== SOURCE RECORDS

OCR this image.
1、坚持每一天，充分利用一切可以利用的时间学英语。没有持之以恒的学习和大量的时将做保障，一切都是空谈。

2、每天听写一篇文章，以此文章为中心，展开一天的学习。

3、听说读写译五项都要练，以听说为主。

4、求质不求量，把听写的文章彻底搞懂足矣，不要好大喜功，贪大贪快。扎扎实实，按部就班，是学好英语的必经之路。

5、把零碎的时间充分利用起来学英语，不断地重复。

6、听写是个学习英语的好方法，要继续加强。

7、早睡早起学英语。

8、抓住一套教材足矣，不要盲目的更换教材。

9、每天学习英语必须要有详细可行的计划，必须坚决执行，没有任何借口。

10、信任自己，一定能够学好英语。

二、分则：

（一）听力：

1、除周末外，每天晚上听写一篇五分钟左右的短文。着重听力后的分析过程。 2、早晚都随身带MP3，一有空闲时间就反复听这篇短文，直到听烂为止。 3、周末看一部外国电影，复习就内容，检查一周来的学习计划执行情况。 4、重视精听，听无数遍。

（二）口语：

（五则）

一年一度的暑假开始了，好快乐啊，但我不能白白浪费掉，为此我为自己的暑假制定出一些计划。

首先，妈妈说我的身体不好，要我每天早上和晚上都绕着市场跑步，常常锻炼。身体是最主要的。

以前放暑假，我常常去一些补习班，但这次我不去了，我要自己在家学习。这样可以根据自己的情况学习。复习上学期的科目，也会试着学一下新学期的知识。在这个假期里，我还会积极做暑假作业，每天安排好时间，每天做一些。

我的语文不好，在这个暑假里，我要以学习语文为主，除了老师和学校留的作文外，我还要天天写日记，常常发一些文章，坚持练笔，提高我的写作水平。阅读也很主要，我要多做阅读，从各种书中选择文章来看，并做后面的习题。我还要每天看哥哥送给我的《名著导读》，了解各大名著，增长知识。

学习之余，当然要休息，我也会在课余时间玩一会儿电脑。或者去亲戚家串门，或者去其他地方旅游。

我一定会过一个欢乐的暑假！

====

▶ **EXERCISE GOAL**
Write the material out again word for word.

▶ **ANSWER TO THE TASK**
OCR this image.
1、坚持每一天，充分利用一切可以利用的时间学英语。没有持之以恒的学习和大量的时将做保障，一切都是空谈。

2、每天听写一篇文章，以此文章为中心，展开一天的学习。

3、听说读写译五项都要练，以听说为主。

4、求质不求量，把听写的文章彻底搞懂足矣，不要好大喜功，贪大贪快。扎扎实实，按部就班，是学好英语的必经之路。

5、把零碎的时间充分利用起来学英语，不断地重复。

6、听写是个学习英语的好方法，要继续加强。

7、早睡早起学英语。

8、抓住一套教材足矣，不要盲目的更换教材。

9、每天学习英语必须要有详细可行的计划，必须坚决执行，没有任何借口。

10、信任自己，一定能够学好英语。

二、分则：

（一）听力：

1、除周末外，每天晚上听写一篇五分钟左右的短文。着重听力后的分析过程。 2、早晚都随身带MP3，一有空闲时间就反复听这篇短文，直到听烂为止。 3、周末看一部外国电影，复习就内容，检查一周来的学习计划执行情况。 4、重视精听，听无数遍。

（二）口语：

（五则）

一年一度的暑假开始了，好快乐啊，但我不能白白浪费掉，为此我为自己的暑假制定出一些计划。

首先，妈妈说我的身体不好，要我每天早上和晚上都绕着市场跑步，常常锻炼。身体是最主要的。

以前放暑假，我常常去一些补习班，但这次我不去了，我要自己在家学习。这样可以根据自己的情况学习。复习上学期的科目，也会试着学一下新学期的知识。在这个假期里，我还会积极做暑假作业，每天安排好时间，每天做一些。

我的语文不好，在这个暑假里，我要以学习语文为主，除了老师和学校留的作文外，我还要天天写日记，常常发一些文章，坚持练笔，提高我的写作水平。阅读也很主要，我要多做阅读，从各种书中选择文章来看，并做后面的习题。我还要每天看哥哥送给我的《名著导读》，了解各大名著，增长知识。

学习之余，当然要休息，我也会在课余时间玩一会儿电脑。或者去亲戚家串门，或者去其他地方旅游。

我一定会过一个欢乐的暑假！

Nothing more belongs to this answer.